#### GIVEN REQUEST
Reproduce all the lines below exactly and omit the images.

#### GIVEN INFORMATION
◇ ◇ ◇ ◇ ◇ ◇ ◇

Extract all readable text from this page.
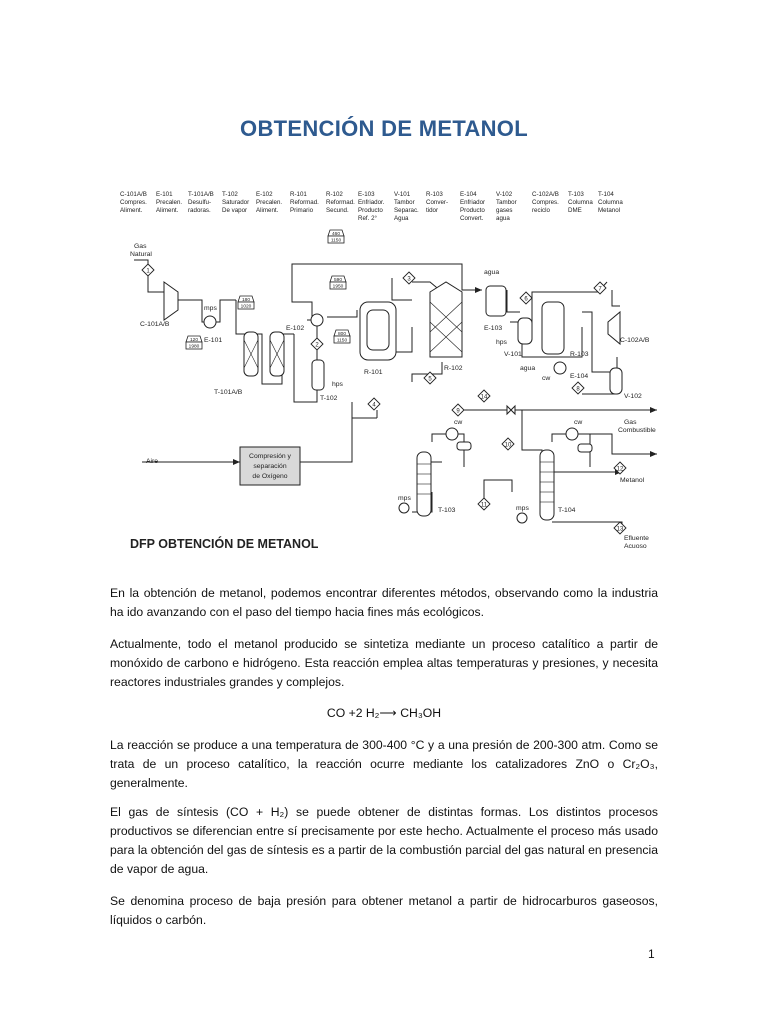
OBTENCIÓN DE METANOL
C-101A/B
Compres.
Aliment.
E-101
Precalen.
Aliment.
T-101A/B
Desulfu-
radoras.
T-102
Saturador
De vapor
E-102
Precalen.
Aliment.
R-101
Reformad.
Primario
R-102
Reformad.
Secund.
E-103
Enfriador.
Producto
Ref. 2°
V-101
Tambor
Separac.
Agua
R-103
Conver-
tidor
E-104
Enfriador
Producto
Convert.
V-102
Tambor
gases
agua
C-102A/B
Compres.
reciclo
T-103
Columna
DME
T-104
Columna
Metanol
1
2
3
4
5
6
7
8
9
10
11
12
13
14
460
1150
180
1020
120
1980
590
1950
800
1150
Gas
Natural
C-101A/B
mps
E-101
T-101A/B
E-102
T-102
hps
R-101
R-102
agua
E-103
hps
V-101
agua
R-103
cw	E-104
C-102A/B
V-102
Aire
Compresión y
separación
de Oxígeno
cw	cw	Gas
Combustible
Metanol
mps
T-103	mps	T-104
Efluente
Acuoso
DFP OBTENCIÓN DE METANOL

En la obtención de metanol, podemos encontrar diferentes métodos, observando como la industria ha ido avanzando con el paso del tiempo hacia fines más ecológicos.

Actualmente, todo el metanol producido se sintetiza mediante un proceso catalítico a partir de monóxido de carbono e hidrógeno. Esta reacción emplea altas temperaturas y presiones, y necesita reactores industriales grandes y complejos.

CO +2 H₂⟶ CH₃OH

La reacción se produce a una temperatura de 300-400 °C y a una presión de 200-300 atm. Como se trata de un proceso catalítico, la reacción ocurre mediante los catalizadores ZnO o Cr₂O₃, generalmente.

El gas de síntesis (CO + H₂) se puede obtener de distintas formas. Los distintos procesos productivos se diferencian entre sí precisamente por este hecho. Actualmente el proceso más usado para la obtención del gas de síntesis es a partir de la combustión parcial del gas natural en presencia de vapor de agua.

Se denomina proceso de baja presión para obtener metanol a partir de hidrocarburos gaseosos, líquidos o carbón.

1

◇ ◇ ◇ ◇ ◇ ◇ ◇

#### FINAL RESULT
Extract all readable text from this page.
OBTENCIÓN DE METANOL
C-101A/B
Compres.
Aliment.
E-101
Precalen.
Aliment.
T-101A/B
Desulfu-
radoras.
T-102
Saturador
De vapor
E-102
Precalen.
Aliment.
R-101
Reformad.
Primario
R-102
Reformad.
Secund.
E-103
Enfriador.
Producto
Ref. 2°
V-101
Tambor
Separac.
Agua
R-103
Conver-
tidor
E-104
Enfriador
Producto
Convert.
V-102
Tambor
gases
agua
C-102A/B
Compres.
reciclo
T-103
Columna
DME
T-104
Columna
Metanol
1
2
3
4
5
6
7
8
9
10
11
12
13
14
460
1150
180
1020
120
1980
590
1950
800
1150
Gas
Natural
C-101A/B
mps
E-101
T-101A/B
E-102
T-102
hps
R-101
R-102
agua
E-103
hps
V-101
agua
R-103
cw	E-104
C-102A/B
V-102
Aire
Compresión y
separación
de Oxígeno
cw	cw	Gas
Combustible
Metanol
mps
T-103	mps	T-104
Efluente
Acuoso
DFP OBTENCIÓN DE METANOL

En la obtención de metanol, podemos encontrar diferentes métodos, observando como la industria ha ido avanzando con el paso del tiempo hacia fines más ecológicos.

Actualmente, todo el metanol producido se sintetiza mediante un proceso catalítico a partir de monóxido de carbono e hidrógeno. Esta reacción emplea altas temperaturas y presiones, y necesita reactores industriales grandes y complejos.

CO +2 H₂⟶ CH₃OH

La reacción se produce a una temperatura de 300-400 °C y a una presión de 200-300 atm. Como se trata de un proceso catalítico, la reacción ocurre mediante los catalizadores ZnO o Cr₂O₃, generalmente.

El gas de síntesis (CO + H₂) se puede obtener de distintas formas. Los distintos procesos productivos se diferencian entre sí precisamente por este hecho. Actualmente el proceso más usado para la obtención del gas de síntesis es a partir de la combustión parcial del gas natural en presencia de vapor de agua.

Se denomina proceso de baja presión para obtener metanol a partir de hidrocarburos gaseosos, líquidos o carbón.

1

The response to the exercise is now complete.